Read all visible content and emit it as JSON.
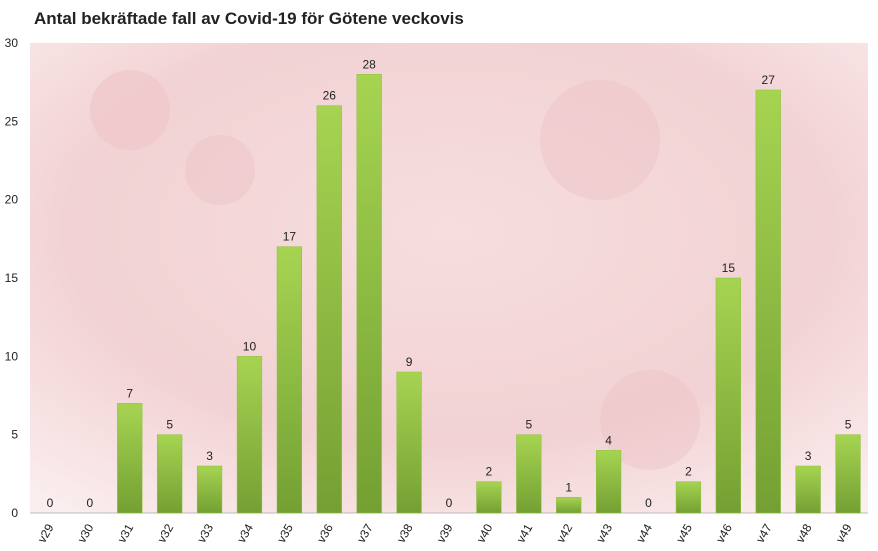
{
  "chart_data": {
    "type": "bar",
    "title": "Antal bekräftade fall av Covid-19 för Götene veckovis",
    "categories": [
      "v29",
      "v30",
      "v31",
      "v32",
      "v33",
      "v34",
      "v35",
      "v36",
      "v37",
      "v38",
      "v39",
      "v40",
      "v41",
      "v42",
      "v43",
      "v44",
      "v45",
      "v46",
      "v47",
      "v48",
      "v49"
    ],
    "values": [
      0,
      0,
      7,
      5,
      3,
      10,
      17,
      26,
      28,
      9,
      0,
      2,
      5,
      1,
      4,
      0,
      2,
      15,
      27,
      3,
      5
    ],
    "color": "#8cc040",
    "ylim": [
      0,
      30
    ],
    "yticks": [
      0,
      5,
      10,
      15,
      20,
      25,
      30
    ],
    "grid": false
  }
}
──────────────────────────────
STATED EXERCISE
Leave out the pictures and give the rest of the records again exactly.

OUTPUT BELOW
Read all visible content and emit it as JSON.
{
  "chart_data": {
    "type": "bar",
    "title": "Antal bekräftade fall av Covid-19 för Götene veckovis",
    "categories": [
      "v29",
      "v30",
      "v31",
      "v32",
      "v33",
      "v34",
      "v35",
      "v36",
      "v37",
      "v38",
      "v39",
      "v40",
      "v41",
      "v42",
      "v43",
      "v44",
      "v45",
      "v46",
      "v47",
      "v48",
      "v49"
    ],
    "values": [
      0,
      0,
      7,
      5,
      3,
      10,
      17,
      26,
      28,
      9,
      0,
      2,
      5,
      1,
      4,
      0,
      2,
      15,
      27,
      3,
      5
    ],
    "color": "#8cc040",
    "ylim": [
      0,
      30
    ],
    "yticks": [
      0,
      5,
      10,
      15,
      20,
      25,
      30
    ],
    "grid": false
  }
}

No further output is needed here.